**Objective**
Work through the material below and count the lines holding the word "видео"; give that count and nothing more.
* * * * * * * * *
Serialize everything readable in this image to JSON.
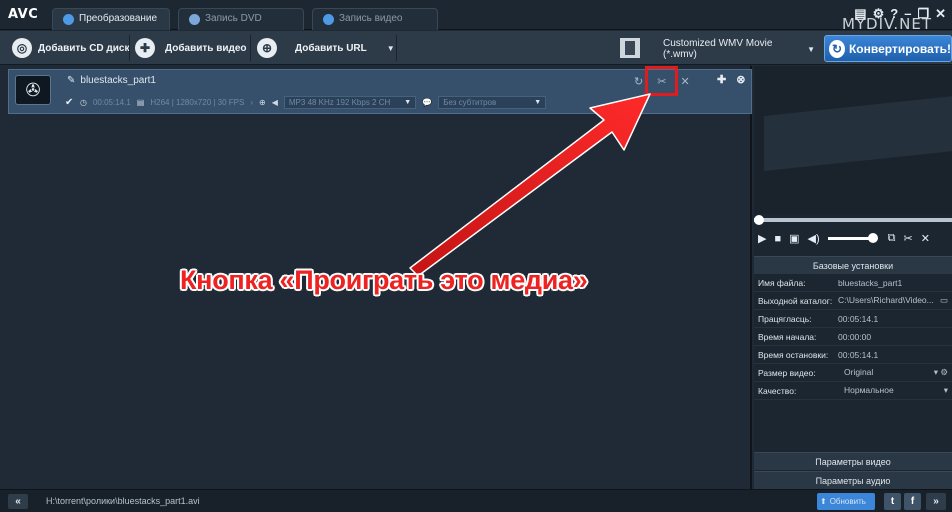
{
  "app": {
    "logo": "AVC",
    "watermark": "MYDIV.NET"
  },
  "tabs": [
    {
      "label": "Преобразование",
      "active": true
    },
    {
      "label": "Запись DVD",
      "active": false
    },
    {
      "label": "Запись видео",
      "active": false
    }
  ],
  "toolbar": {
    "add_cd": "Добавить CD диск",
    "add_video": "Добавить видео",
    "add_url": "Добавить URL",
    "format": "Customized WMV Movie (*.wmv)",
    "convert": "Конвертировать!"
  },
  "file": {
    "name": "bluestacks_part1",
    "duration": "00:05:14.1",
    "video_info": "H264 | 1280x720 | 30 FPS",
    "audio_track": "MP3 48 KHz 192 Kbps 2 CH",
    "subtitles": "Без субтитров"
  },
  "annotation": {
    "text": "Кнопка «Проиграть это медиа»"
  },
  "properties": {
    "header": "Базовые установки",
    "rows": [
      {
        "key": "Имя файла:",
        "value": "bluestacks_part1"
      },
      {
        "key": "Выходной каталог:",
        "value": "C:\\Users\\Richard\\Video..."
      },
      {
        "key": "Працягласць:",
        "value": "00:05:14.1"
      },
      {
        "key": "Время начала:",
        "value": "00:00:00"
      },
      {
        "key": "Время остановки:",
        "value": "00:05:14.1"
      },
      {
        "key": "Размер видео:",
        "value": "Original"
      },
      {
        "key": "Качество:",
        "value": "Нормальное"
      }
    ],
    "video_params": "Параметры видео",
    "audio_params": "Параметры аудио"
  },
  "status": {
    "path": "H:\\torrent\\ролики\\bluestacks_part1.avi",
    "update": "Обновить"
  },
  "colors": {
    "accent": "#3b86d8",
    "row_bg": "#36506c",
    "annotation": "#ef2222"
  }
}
* * * * * * * * *
**Exercise result**
4